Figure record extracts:

>> begin

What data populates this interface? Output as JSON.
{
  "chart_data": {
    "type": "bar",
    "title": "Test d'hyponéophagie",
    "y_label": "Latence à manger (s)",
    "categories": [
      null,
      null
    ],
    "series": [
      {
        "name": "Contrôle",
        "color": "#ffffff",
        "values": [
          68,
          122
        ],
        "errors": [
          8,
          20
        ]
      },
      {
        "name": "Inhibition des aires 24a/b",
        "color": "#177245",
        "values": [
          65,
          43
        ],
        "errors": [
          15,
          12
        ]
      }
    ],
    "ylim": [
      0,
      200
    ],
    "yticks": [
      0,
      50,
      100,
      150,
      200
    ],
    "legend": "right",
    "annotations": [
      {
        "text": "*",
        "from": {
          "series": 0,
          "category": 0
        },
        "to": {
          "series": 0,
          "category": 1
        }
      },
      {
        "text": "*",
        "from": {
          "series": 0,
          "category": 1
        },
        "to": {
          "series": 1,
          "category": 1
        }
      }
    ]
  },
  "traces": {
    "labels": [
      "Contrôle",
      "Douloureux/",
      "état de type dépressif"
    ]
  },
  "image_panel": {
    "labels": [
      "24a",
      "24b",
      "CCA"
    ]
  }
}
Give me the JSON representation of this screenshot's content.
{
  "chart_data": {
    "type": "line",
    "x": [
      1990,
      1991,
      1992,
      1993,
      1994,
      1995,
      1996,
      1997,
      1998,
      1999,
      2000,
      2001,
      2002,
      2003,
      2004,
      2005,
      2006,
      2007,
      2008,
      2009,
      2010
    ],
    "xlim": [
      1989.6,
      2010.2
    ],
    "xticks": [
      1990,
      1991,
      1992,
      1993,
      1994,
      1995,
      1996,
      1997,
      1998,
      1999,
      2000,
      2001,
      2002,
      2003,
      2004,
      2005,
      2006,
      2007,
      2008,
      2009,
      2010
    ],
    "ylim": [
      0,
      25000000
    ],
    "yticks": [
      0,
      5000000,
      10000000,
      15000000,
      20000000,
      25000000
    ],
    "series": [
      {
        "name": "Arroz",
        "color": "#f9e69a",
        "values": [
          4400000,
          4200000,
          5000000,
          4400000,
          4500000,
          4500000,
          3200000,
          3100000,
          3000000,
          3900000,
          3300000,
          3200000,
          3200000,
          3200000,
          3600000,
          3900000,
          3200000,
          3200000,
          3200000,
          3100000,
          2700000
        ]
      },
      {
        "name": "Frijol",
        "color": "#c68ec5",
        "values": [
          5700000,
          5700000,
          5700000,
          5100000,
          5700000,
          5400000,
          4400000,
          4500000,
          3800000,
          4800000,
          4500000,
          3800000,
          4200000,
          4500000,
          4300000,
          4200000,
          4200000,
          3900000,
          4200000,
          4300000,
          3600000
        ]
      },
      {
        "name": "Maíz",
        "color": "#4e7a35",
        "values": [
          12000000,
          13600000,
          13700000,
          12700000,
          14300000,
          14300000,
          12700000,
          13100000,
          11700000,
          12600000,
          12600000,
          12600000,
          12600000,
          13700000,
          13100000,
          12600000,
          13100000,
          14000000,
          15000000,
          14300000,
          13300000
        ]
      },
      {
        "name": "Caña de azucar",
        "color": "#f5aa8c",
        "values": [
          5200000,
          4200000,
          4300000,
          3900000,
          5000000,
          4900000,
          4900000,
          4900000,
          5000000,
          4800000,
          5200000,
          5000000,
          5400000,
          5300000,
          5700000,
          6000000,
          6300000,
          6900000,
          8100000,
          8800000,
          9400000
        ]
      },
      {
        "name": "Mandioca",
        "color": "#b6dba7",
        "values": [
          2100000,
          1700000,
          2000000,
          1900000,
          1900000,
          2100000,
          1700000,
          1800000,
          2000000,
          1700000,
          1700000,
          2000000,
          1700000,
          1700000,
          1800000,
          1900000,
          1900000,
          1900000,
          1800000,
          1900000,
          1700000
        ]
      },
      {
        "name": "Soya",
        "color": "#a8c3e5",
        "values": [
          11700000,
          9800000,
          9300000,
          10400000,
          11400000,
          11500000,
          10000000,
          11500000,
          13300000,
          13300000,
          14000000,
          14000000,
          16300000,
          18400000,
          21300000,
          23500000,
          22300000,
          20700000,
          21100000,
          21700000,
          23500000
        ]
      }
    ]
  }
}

>> end

§ **Written problem**
Copy down the material exactly as written.

§ **The response**
What data populates this interface? Output as JSON.
{
  "chart_data": {
    "type": "bar",
    "title": "Test d'hyponéophagie",
    "y_label": "Latence à manger (s)",
    "categories": [
      null,
      null
    ],
    "series": [
      {
        "name": "Contrôle",
        "color": "#ffffff",
        "values": [
          68,
          122
        ],
        "errors": [
          8,
          20
        ]
      },
      {
        "name": "Inhibition des aires 24a/b",
        "color": "#177245",
        "values": [
          65,
          43
        ],
        "errors": [
          15,
          12
        ]
      }
    ],
    "ylim": [
      0,
      200
    ],
    "yticks": [
      0,
      50,
      100,
      150,
      200
    ],
    "legend": "right",
    "annotations": [
      {
        "text": "*",
        "from": {
          "series": 0,
          "category": 0
        },
        "to": {
          "series": 0,
          "category": 1
        }
      },
      {
        "text": "*",
        "from": {
          "series": 0,
          "category": 1
        },
        "to": {
          "series": 1,
          "category": 1
        }
      }
    ]
  },
  "traces": {
    "labels": [
      "Contrôle",
      "Douloureux/",
      "état de type dépressif"
    ]
  },
  "image_panel": {
    "labels": [
      "24a",
      "24b",
      "CCA"
    ]
  }
}
Give me the JSON representation of this screenshot's content.
{
  "chart_data": {
    "type": "line",
    "x": [
      1990,
      1991,
      1992,
      1993,
      1994,
      1995,
      1996,
      1997,
      1998,
      1999,
      2000,
      2001,
      2002,
      2003,
      2004,
      2005,
      2006,
      2007,
      2008,
      2009,
      2010
    ],
    "xlim": [
      1989.6,
      2010.2
    ],
    "xticks": [
      1990,
      1991,
      1992,
      1993,
      1994,
      1995,
      1996,
      1997,
      1998,
      1999,
      2000,
      2001,
      2002,
      2003,
      2004,
      2005,
      2006,
      2007,
      2008,
      2009,
      2010
    ],
    "ylim": [
      0,
      25000000
    ],
    "yticks": [
      0,
      5000000,
      10000000,
      15000000,
      20000000,
      25000000
    ],
    "series": [
      {
        "name": "Arroz",
        "color": "#f9e69a",
        "values": [
          4400000,
          4200000,
          5000000,
          4400000,
          4500000,
          4500000,
          3200000,
          3100000,
          3000000,
          3900000,
          3300000,
          3200000,
          3200000,
          3200000,
          3600000,
          3900000,
          3200000,
          3200000,
          3200000,
          3100000,
          2700000
        ]
      },
      {
        "name": "Frijol",
        "color": "#c68ec5",
        "values": [
          5700000,
          5700000,
          5700000,
          5100000,
          5700000,
          5400000,
          4400000,
          4500000,
          3800000,
          4800000,
          4500000,
          3800000,
          4200000,
          4500000,
          4300000,
          4200000,
          4200000,
          3900000,
          4200000,
          4300000,
          3600000
        ]
      },
      {
        "name": "Maíz",
        "color": "#4e7a35",
        "values": [
          12000000,
          13600000,
          13700000,
          12700000,
          14300000,
          14300000,
          12700000,
          13100000,
          11700000,
          12600000,
          12600000,
          12600000,
          12600000,
          13700000,
          13100000,
          12600000,
          13100000,
          14000000,
          15000000,
          14300000,
          13300000
        ]
      },
      {
        "name": "Caña de azucar",
        "color": "#f5aa8c",
        "values": [
          5200000,
          4200000,
          4300000,
          3900000,
          5000000,
          4900000,
          4900000,
          4900000,
          5000000,
          4800000,
          5200000,
          5000000,
          5400000,
          5300000,
          5700000,
          6000000,
          6300000,
          6900000,
          8100000,
          8800000,
          9400000
        ]
      },
      {
        "name": "Mandioca",
        "color": "#b6dba7",
        "values": [
          2100000,
          1700000,
          2000000,
          1900000,
          1900000,
          2100000,
          1700000,
          1800000,
          2000000,
          1700000,
          1700000,
          2000000,
          1700000,
          1700000,
          1800000,
          1900000,
          1900000,
          1900000,
          1800000,
          1900000,
          1700000
        ]
      },
      {
        "name": "Soya",
        "color": "#a8c3e5",
        "values": [
          11700000,
          9800000,
          9300000,
          10400000,
          11400000,
          11500000,
          10000000,
          11500000,
          13300000,
          13300000,
          14000000,
          14000000,
          16300000,
          18400000,
          21300000,
          23500000,
          22300000,
          20700000,
          21100000,
          21700000,
          23500000
        ]
      }
    ]
  }
}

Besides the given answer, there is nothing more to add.